* Dataset records
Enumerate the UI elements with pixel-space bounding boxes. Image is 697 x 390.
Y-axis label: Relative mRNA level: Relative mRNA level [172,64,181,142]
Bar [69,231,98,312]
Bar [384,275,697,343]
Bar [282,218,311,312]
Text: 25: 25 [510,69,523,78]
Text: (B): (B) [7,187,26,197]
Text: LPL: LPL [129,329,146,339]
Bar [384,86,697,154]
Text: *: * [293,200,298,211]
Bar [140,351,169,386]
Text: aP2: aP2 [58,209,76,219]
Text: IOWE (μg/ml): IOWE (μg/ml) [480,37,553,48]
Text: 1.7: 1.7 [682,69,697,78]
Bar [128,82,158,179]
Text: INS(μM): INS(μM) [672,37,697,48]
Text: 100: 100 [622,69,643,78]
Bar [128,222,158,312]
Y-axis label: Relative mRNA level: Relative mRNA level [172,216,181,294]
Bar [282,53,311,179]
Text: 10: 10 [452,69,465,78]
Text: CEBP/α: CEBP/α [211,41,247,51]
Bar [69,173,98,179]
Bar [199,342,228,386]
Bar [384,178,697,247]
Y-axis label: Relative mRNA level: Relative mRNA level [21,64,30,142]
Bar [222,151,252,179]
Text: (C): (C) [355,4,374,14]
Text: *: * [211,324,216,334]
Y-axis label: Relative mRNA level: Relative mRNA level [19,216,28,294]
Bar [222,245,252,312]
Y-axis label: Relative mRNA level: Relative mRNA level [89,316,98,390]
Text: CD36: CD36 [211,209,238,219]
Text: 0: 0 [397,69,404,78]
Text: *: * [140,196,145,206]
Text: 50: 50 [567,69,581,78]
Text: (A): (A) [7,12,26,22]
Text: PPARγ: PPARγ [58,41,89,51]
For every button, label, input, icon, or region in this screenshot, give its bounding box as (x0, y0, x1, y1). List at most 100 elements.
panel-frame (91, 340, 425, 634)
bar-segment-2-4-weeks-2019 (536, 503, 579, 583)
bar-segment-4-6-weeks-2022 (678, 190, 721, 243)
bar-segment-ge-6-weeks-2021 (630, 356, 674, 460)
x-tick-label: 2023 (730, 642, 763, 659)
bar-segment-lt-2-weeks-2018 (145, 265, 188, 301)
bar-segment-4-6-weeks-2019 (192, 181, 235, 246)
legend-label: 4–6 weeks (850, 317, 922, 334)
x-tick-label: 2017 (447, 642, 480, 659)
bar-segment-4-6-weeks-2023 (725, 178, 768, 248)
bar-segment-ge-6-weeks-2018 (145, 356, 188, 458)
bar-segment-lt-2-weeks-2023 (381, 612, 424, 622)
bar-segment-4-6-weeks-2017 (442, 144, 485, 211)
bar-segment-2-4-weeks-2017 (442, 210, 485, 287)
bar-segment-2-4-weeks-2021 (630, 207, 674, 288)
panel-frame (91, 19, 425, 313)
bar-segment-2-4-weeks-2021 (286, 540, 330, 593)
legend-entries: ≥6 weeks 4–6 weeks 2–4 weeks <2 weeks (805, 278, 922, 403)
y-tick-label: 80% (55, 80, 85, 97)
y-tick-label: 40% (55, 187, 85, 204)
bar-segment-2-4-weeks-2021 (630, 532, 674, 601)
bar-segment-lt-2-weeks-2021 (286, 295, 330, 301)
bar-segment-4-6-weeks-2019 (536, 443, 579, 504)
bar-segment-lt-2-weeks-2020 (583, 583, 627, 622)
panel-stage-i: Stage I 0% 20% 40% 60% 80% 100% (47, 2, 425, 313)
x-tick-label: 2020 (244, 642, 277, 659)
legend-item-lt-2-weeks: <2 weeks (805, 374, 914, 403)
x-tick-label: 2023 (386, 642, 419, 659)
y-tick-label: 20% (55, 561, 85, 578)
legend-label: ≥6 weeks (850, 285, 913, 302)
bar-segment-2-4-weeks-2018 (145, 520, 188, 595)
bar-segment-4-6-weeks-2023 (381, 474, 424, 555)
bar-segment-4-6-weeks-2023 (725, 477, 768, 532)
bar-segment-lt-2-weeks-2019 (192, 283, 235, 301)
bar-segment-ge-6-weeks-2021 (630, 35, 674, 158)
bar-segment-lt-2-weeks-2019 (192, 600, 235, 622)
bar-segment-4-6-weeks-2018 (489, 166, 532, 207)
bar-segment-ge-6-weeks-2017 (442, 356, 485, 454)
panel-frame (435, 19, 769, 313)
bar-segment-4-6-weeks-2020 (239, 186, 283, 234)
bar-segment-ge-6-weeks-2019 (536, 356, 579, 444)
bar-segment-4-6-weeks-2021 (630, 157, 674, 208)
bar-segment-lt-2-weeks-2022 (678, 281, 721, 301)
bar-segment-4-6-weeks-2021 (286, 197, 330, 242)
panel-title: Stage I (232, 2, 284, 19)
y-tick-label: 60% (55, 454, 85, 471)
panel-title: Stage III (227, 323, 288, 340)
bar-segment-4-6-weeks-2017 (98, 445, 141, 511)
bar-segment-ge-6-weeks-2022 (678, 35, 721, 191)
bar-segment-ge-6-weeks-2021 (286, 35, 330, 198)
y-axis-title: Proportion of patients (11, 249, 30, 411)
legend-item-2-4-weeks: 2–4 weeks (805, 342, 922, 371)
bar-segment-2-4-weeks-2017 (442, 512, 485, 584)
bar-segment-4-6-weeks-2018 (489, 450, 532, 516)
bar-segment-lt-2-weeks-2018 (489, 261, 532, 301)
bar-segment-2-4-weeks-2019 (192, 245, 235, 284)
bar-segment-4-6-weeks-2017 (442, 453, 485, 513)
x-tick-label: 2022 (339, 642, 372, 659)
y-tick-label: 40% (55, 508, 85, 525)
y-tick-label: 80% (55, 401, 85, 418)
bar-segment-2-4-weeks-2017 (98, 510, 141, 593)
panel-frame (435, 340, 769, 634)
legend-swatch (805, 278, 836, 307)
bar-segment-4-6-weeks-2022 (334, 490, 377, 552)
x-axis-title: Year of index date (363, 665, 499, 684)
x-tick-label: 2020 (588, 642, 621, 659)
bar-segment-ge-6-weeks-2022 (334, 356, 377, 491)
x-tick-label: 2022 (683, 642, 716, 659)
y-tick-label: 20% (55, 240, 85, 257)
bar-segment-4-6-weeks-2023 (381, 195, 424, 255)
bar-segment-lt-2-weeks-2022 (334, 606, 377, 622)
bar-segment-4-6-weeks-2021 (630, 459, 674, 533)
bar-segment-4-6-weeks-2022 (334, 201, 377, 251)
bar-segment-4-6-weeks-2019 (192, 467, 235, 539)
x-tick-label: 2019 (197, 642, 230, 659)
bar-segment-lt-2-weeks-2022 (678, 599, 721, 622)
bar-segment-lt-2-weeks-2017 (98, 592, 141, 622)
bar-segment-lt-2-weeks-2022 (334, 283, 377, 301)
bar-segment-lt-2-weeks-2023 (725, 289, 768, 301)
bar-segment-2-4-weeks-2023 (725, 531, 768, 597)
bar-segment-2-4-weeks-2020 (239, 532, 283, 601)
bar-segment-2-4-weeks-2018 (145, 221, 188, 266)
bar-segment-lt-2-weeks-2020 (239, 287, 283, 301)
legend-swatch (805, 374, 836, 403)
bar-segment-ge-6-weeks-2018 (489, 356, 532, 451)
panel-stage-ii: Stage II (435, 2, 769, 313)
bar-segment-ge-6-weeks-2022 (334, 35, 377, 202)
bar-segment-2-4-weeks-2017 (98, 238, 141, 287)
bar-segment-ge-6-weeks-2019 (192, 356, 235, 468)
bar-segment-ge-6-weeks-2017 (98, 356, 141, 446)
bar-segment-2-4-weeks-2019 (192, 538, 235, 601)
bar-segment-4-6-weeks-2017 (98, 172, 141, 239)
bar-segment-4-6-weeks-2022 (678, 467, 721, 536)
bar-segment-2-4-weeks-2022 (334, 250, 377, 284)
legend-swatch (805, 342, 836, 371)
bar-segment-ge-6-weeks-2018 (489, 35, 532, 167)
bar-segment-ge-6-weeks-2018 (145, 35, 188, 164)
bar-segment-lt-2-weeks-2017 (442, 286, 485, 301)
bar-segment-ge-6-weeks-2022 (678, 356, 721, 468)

* Task details
Pull out every line of the records that includes the string "item".

* Result of the exercise
legend-item-lt-2-weeks: <2 weeks (805, 374, 914, 403)
legend-item-2-4-weeks: 2–4 weeks (805, 342, 922, 371)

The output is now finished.